[start RECORDS FOR THIS TASK]

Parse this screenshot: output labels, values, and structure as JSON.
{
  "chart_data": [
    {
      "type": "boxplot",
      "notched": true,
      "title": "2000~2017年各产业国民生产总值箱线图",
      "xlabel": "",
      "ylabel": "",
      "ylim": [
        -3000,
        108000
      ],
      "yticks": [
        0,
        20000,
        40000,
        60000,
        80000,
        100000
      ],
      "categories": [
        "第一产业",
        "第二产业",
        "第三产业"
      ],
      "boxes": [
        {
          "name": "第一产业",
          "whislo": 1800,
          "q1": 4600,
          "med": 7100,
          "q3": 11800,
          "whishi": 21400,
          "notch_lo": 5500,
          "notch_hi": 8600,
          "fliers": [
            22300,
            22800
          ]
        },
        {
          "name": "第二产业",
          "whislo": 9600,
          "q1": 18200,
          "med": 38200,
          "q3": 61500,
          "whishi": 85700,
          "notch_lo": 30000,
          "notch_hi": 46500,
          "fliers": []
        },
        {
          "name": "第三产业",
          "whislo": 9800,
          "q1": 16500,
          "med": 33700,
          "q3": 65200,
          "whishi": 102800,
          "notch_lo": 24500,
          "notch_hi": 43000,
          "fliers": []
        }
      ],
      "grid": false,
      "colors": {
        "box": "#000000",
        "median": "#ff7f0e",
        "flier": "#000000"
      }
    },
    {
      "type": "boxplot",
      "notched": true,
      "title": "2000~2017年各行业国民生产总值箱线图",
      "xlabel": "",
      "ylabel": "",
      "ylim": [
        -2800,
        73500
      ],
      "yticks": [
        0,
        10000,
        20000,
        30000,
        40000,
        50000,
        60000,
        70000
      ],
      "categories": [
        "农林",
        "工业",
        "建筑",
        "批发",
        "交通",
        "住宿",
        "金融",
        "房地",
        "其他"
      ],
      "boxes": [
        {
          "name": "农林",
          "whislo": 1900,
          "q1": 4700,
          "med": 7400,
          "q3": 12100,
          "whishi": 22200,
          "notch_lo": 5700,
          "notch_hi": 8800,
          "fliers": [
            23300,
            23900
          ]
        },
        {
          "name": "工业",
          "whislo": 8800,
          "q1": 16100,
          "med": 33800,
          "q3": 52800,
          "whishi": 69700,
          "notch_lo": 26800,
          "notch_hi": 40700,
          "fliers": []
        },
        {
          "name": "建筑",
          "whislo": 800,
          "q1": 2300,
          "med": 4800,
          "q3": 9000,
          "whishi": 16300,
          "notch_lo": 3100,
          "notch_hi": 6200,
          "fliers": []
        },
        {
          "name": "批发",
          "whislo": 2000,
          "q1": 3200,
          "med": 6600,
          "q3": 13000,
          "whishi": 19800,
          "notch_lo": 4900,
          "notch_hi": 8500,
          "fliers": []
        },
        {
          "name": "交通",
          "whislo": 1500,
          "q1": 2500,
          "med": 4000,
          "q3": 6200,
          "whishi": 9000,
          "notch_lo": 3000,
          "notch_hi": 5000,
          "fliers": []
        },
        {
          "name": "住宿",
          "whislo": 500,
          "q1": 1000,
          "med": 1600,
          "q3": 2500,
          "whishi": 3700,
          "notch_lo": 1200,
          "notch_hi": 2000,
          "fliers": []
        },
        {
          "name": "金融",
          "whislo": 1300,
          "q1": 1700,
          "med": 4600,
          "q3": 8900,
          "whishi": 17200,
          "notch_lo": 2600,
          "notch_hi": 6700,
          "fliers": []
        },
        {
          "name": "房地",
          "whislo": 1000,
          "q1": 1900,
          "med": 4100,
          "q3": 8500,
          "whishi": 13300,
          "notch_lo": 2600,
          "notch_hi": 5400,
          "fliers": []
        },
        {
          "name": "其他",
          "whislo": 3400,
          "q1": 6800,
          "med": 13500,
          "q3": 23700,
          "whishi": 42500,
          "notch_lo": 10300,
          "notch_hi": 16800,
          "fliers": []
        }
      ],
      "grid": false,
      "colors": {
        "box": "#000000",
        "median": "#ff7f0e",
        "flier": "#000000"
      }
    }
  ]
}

[end RECORDS FOR THIS TASK]

• _WHAT YOU WILL DO_: Each line that holds the word "whishi" is to be copied.

• _FINAL ANSWER_:
          "whishi": 21400,
          "whishi": 85700,
          "whishi": 102800,
          "whishi": 22200,
          "whishi": 69700,
          "whishi": 16300,
          "whishi": 19800,
          "whishi": 9000,
          "whishi": 3700,
          "whishi": 17200,
          "whishi": 13300,
          "whishi": 42500,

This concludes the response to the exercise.